EXERCISE
How many lines of these entries include the string "втором"? State the number alone.

PROVIDED RECORDS
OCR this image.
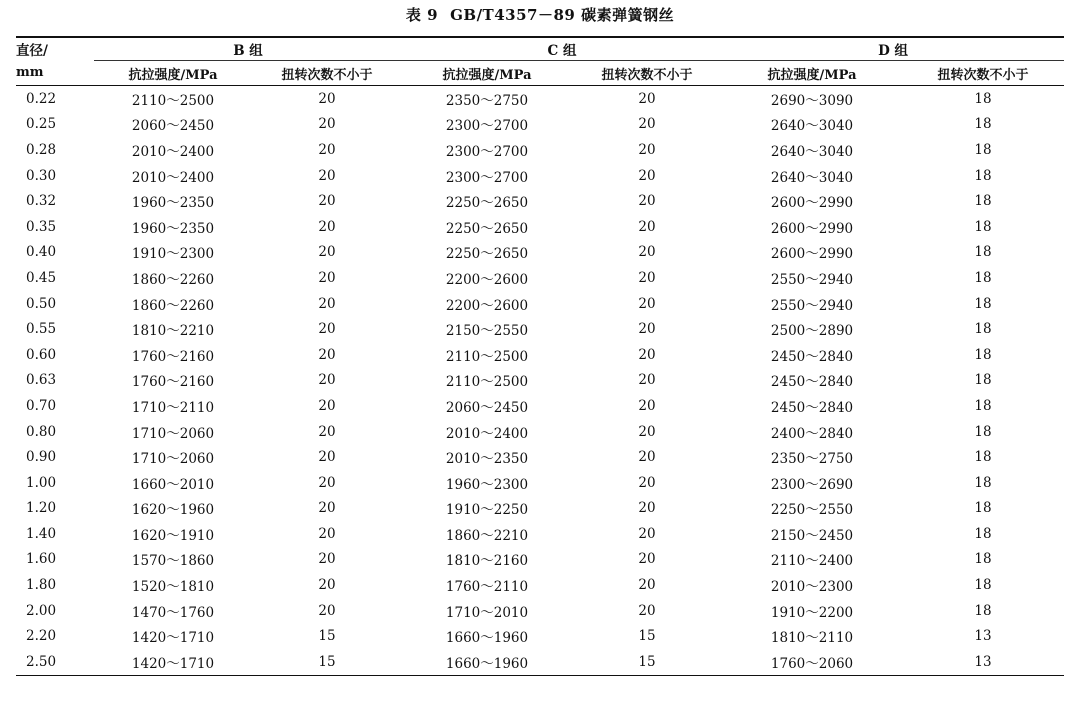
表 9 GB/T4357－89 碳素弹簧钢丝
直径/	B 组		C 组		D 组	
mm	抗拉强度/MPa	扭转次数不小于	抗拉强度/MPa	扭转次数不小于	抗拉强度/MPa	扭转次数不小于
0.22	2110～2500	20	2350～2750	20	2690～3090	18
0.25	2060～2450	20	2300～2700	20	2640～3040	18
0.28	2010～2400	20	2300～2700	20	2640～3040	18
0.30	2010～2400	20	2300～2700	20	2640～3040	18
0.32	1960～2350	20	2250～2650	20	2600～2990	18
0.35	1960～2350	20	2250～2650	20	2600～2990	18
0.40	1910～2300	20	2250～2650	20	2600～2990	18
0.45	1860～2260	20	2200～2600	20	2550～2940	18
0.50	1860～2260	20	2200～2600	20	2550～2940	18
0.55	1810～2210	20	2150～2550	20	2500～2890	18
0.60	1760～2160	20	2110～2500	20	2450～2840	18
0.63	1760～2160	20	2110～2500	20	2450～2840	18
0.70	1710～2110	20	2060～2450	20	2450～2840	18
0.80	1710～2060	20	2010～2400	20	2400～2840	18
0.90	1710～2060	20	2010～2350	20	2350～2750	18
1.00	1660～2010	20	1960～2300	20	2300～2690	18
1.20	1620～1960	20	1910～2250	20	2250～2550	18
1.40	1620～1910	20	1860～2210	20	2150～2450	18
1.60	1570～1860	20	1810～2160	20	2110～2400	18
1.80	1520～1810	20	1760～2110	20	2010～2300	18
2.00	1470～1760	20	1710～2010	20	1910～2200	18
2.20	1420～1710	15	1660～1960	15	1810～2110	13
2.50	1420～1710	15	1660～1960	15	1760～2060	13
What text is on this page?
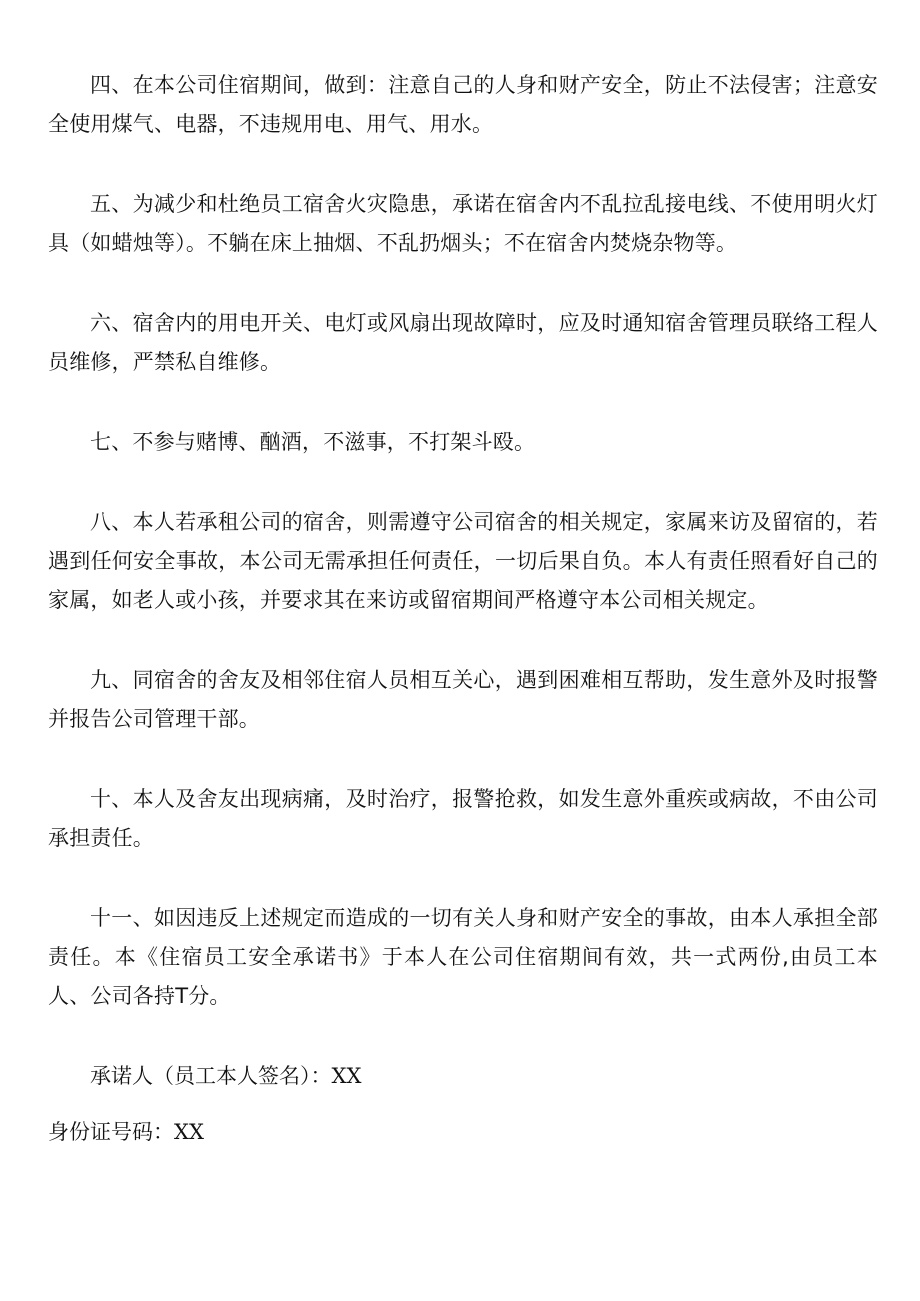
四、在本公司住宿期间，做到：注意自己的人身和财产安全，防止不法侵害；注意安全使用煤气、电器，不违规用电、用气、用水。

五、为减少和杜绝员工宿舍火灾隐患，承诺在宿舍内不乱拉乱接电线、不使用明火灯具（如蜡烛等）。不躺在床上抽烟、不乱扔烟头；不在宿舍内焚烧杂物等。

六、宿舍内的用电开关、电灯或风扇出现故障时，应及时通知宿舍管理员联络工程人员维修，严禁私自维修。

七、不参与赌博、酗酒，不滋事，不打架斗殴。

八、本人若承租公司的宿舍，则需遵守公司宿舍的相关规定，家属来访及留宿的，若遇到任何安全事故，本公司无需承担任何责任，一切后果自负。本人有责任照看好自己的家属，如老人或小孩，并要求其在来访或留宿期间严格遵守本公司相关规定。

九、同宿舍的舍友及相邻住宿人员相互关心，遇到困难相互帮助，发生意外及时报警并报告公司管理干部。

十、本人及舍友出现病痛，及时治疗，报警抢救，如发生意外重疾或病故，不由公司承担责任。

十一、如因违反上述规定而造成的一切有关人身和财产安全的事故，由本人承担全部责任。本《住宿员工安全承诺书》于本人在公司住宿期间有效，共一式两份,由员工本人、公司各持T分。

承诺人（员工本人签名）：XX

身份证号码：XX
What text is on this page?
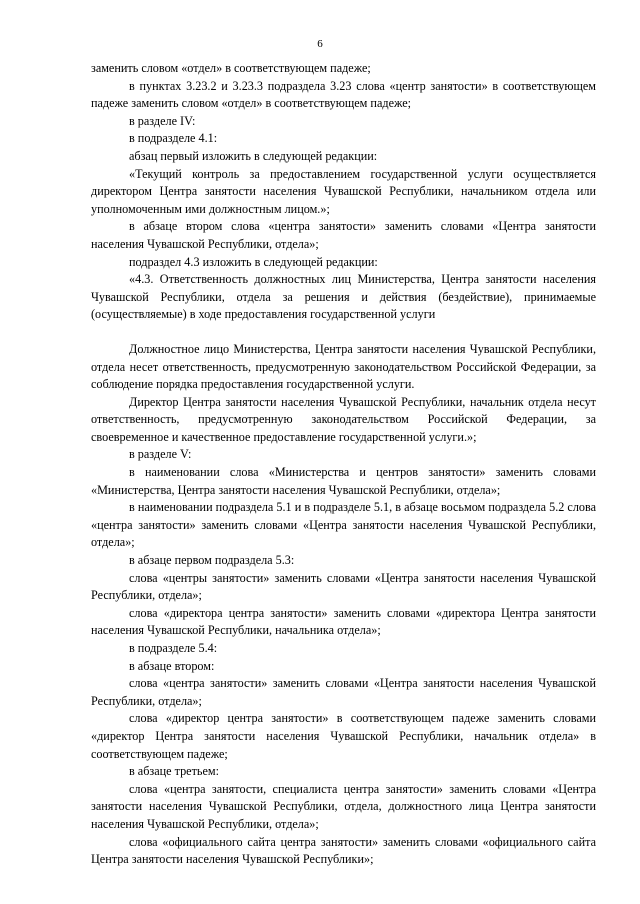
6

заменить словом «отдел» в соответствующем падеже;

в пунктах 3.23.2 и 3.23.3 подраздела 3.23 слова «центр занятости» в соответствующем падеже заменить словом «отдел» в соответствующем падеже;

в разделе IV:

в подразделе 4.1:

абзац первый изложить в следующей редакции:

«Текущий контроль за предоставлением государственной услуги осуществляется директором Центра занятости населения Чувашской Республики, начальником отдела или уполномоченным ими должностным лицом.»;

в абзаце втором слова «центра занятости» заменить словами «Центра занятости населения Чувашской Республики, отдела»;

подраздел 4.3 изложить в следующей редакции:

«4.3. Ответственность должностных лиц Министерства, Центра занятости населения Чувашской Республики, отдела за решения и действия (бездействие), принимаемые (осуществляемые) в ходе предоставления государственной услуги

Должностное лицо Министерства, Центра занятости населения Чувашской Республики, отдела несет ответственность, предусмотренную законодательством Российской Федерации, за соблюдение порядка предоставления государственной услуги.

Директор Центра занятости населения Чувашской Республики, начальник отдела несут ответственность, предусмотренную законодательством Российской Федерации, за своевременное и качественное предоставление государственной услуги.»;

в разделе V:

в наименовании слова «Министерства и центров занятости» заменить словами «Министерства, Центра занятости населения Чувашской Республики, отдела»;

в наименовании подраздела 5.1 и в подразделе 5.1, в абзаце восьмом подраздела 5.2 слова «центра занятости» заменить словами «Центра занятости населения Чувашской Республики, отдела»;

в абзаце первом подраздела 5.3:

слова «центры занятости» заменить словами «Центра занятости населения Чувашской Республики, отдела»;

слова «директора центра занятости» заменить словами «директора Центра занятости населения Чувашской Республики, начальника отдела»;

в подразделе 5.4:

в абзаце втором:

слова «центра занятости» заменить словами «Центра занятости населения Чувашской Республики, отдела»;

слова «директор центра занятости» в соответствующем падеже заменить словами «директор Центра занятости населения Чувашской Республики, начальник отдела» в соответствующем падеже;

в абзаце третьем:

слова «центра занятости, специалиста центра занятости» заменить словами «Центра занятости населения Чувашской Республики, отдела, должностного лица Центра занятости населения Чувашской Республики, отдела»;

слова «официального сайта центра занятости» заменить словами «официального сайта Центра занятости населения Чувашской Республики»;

RESPONSE TO THE EXERCISE
2